## Aim of the exercise
Copy out each line below that has the word "easy" in it.

Items from a data source:
[start]

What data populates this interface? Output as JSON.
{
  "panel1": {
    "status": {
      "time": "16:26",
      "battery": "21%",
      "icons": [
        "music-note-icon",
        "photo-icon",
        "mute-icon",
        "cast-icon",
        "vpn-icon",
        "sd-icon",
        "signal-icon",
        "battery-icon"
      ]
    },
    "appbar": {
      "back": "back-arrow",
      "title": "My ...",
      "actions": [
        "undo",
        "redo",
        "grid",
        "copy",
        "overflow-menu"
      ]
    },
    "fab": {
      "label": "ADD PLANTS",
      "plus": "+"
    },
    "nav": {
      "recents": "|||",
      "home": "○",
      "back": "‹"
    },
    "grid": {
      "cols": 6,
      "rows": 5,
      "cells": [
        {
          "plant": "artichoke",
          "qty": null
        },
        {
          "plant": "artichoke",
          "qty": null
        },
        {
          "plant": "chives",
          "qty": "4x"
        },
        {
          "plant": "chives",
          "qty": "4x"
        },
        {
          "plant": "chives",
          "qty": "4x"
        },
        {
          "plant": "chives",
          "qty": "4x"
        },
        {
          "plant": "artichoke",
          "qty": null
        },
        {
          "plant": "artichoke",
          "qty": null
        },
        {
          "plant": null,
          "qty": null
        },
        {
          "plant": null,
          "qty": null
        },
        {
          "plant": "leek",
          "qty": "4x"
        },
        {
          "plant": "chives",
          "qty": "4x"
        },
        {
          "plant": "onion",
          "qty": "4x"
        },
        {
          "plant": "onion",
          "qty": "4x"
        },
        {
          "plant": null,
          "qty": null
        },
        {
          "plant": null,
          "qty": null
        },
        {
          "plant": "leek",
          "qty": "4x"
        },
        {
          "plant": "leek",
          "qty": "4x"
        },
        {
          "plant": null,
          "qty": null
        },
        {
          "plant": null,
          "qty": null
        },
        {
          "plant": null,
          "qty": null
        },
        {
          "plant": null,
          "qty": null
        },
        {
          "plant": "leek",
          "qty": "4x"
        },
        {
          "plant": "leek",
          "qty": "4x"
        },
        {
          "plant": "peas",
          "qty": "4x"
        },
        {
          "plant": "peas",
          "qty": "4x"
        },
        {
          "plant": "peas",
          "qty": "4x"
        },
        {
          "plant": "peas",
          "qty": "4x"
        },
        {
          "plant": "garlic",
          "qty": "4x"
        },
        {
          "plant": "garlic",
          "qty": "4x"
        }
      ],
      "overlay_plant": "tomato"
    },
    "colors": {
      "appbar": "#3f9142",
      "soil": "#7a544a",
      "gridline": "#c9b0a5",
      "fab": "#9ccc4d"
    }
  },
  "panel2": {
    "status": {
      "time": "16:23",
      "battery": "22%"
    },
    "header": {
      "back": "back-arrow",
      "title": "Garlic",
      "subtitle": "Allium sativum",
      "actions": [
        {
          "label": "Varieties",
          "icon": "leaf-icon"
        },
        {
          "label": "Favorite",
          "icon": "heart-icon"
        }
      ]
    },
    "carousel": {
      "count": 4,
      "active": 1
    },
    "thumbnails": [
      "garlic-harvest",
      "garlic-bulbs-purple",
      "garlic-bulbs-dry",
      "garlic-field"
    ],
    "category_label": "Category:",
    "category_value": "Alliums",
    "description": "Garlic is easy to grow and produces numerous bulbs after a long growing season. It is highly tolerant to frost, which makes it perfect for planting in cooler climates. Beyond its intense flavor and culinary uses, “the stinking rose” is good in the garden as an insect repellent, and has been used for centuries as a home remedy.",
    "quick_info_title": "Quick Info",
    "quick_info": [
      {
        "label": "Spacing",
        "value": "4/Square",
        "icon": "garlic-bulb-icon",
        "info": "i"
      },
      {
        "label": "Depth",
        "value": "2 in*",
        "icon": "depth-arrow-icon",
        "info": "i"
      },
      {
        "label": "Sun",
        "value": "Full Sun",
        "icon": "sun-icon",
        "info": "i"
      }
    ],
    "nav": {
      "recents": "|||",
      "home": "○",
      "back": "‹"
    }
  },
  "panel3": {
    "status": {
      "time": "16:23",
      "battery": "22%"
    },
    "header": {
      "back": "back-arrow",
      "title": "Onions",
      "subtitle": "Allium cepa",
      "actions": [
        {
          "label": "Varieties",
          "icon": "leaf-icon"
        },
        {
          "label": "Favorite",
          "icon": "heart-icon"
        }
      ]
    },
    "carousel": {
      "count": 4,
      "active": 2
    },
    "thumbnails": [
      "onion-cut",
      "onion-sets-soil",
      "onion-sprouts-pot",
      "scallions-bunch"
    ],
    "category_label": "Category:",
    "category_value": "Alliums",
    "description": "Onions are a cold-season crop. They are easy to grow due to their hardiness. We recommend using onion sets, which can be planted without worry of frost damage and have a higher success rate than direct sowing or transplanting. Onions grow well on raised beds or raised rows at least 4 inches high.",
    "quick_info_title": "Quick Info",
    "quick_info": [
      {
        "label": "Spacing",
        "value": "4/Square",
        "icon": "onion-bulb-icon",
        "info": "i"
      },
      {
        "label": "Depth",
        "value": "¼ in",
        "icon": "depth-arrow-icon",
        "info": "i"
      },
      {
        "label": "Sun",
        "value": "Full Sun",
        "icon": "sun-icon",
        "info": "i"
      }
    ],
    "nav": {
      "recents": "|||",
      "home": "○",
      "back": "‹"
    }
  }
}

[end]

## Exercise response
    "description": "Garlic is easy to grow and produces numerous bulbs after a long growing season. It is highly tolerant to frost, which makes it perfect for planting in cooler climates. Beyond its intense flavor and culinary uses, “the stinking rose” is good in the garden as an insect repellent, and has been used for centuries as a home remedy.",
    "description": "Onions are a cold-season crop. They are easy to grow due to their hardiness. We recommend using onion sets, which can be planted without worry of frost damage and have a higher success rate than direct sowing or transplanting. Onions grow well on raised beds or raised rows at least 4 inches high.",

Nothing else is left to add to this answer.